[Begin Records supplied]
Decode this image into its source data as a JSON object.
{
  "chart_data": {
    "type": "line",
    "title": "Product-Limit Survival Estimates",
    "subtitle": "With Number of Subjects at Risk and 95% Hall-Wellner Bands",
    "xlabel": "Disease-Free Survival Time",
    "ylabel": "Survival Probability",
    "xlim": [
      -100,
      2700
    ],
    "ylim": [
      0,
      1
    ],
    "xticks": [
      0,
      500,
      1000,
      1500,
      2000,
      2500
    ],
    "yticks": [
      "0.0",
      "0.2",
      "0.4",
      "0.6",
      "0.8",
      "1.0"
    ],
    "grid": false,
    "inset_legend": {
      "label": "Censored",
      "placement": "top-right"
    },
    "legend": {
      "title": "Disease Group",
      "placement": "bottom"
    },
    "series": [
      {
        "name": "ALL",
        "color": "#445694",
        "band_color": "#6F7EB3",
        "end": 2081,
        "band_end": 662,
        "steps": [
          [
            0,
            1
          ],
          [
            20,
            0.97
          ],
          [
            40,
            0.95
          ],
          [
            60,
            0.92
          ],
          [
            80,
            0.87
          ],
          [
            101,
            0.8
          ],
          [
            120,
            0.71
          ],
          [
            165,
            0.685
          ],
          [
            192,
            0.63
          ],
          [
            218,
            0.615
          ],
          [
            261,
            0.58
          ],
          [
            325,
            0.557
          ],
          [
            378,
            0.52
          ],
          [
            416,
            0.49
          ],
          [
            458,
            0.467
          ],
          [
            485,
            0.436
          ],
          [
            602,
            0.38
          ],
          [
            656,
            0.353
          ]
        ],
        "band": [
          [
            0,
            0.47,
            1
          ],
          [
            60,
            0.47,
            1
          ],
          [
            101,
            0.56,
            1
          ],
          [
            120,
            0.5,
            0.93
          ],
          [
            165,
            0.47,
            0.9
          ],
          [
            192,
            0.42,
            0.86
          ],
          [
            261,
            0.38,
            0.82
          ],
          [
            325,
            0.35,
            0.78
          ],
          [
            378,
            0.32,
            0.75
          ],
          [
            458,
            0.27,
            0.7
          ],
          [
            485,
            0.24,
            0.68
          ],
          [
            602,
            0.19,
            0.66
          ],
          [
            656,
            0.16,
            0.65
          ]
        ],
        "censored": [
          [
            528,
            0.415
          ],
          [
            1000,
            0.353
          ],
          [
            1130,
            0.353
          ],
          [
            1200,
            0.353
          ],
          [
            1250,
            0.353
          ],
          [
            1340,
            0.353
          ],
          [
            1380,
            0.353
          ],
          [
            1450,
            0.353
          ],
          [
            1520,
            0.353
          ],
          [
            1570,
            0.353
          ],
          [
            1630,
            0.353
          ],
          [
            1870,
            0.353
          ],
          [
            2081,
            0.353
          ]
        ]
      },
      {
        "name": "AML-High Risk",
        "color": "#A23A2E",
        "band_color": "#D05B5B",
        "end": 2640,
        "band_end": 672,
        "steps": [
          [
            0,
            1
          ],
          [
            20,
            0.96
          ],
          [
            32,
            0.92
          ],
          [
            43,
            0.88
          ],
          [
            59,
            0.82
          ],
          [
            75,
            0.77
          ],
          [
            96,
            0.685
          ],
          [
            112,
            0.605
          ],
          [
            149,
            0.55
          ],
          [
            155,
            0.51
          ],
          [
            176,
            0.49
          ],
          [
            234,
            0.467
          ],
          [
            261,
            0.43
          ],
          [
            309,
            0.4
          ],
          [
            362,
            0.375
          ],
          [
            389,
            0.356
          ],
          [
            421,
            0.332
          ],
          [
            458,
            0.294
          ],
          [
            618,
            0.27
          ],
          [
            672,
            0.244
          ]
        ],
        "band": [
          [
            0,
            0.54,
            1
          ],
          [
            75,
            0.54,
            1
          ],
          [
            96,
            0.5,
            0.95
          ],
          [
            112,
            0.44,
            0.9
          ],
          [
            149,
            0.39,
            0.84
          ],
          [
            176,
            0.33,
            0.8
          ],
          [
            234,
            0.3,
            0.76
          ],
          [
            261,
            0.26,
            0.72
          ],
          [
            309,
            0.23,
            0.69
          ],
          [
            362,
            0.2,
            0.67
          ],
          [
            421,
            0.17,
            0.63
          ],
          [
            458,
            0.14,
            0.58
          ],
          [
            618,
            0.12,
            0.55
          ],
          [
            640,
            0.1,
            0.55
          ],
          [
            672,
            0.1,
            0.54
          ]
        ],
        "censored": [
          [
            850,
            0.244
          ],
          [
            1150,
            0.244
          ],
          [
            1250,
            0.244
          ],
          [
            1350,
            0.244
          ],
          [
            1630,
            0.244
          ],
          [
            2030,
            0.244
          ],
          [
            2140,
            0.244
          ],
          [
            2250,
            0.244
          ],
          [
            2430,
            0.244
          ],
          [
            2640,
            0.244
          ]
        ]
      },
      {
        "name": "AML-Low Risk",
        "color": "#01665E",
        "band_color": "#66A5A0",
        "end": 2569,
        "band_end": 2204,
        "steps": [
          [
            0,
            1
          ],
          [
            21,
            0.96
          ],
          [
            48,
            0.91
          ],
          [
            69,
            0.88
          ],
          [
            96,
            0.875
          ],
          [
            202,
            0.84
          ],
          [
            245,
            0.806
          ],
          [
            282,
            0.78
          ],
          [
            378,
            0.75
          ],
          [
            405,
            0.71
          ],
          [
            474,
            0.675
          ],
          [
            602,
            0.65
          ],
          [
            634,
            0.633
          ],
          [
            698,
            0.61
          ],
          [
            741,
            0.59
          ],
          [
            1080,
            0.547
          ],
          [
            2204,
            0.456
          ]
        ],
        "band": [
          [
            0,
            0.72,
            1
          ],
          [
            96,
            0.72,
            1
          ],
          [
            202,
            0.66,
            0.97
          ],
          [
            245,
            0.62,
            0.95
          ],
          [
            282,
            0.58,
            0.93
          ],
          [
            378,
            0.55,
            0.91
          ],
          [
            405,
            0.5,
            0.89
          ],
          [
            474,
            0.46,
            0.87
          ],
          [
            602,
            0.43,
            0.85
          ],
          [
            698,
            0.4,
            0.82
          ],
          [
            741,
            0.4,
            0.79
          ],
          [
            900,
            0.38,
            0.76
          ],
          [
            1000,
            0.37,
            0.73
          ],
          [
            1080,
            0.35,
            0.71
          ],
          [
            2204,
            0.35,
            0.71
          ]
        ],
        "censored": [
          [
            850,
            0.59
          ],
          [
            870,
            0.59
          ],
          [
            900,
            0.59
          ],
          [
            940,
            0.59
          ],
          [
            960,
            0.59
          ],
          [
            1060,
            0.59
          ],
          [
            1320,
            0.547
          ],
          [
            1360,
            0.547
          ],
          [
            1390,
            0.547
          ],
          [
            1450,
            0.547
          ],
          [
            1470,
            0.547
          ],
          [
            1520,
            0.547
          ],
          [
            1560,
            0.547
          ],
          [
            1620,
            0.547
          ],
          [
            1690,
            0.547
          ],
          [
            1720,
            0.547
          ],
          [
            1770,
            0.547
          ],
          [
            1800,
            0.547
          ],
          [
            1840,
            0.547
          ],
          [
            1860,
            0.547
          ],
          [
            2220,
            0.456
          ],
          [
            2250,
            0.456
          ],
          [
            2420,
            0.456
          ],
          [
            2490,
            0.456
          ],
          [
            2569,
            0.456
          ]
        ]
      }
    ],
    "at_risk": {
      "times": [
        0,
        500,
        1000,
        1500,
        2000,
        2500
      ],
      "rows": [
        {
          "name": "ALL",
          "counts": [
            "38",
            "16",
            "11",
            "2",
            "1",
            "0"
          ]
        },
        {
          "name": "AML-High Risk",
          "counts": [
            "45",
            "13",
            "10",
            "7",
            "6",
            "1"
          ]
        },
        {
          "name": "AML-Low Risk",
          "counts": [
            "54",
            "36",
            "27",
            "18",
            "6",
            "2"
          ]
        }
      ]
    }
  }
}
[End Records supplied]
Track down every line with the word "name" and copy it.

■ **Worked answer**:
        "name": "ALL",
        "name": "AML-High Risk",
        "name": "AML-Low Risk",
          "name": "ALL",
          "name": "AML-High Risk",
          "name": "AML-Low Risk",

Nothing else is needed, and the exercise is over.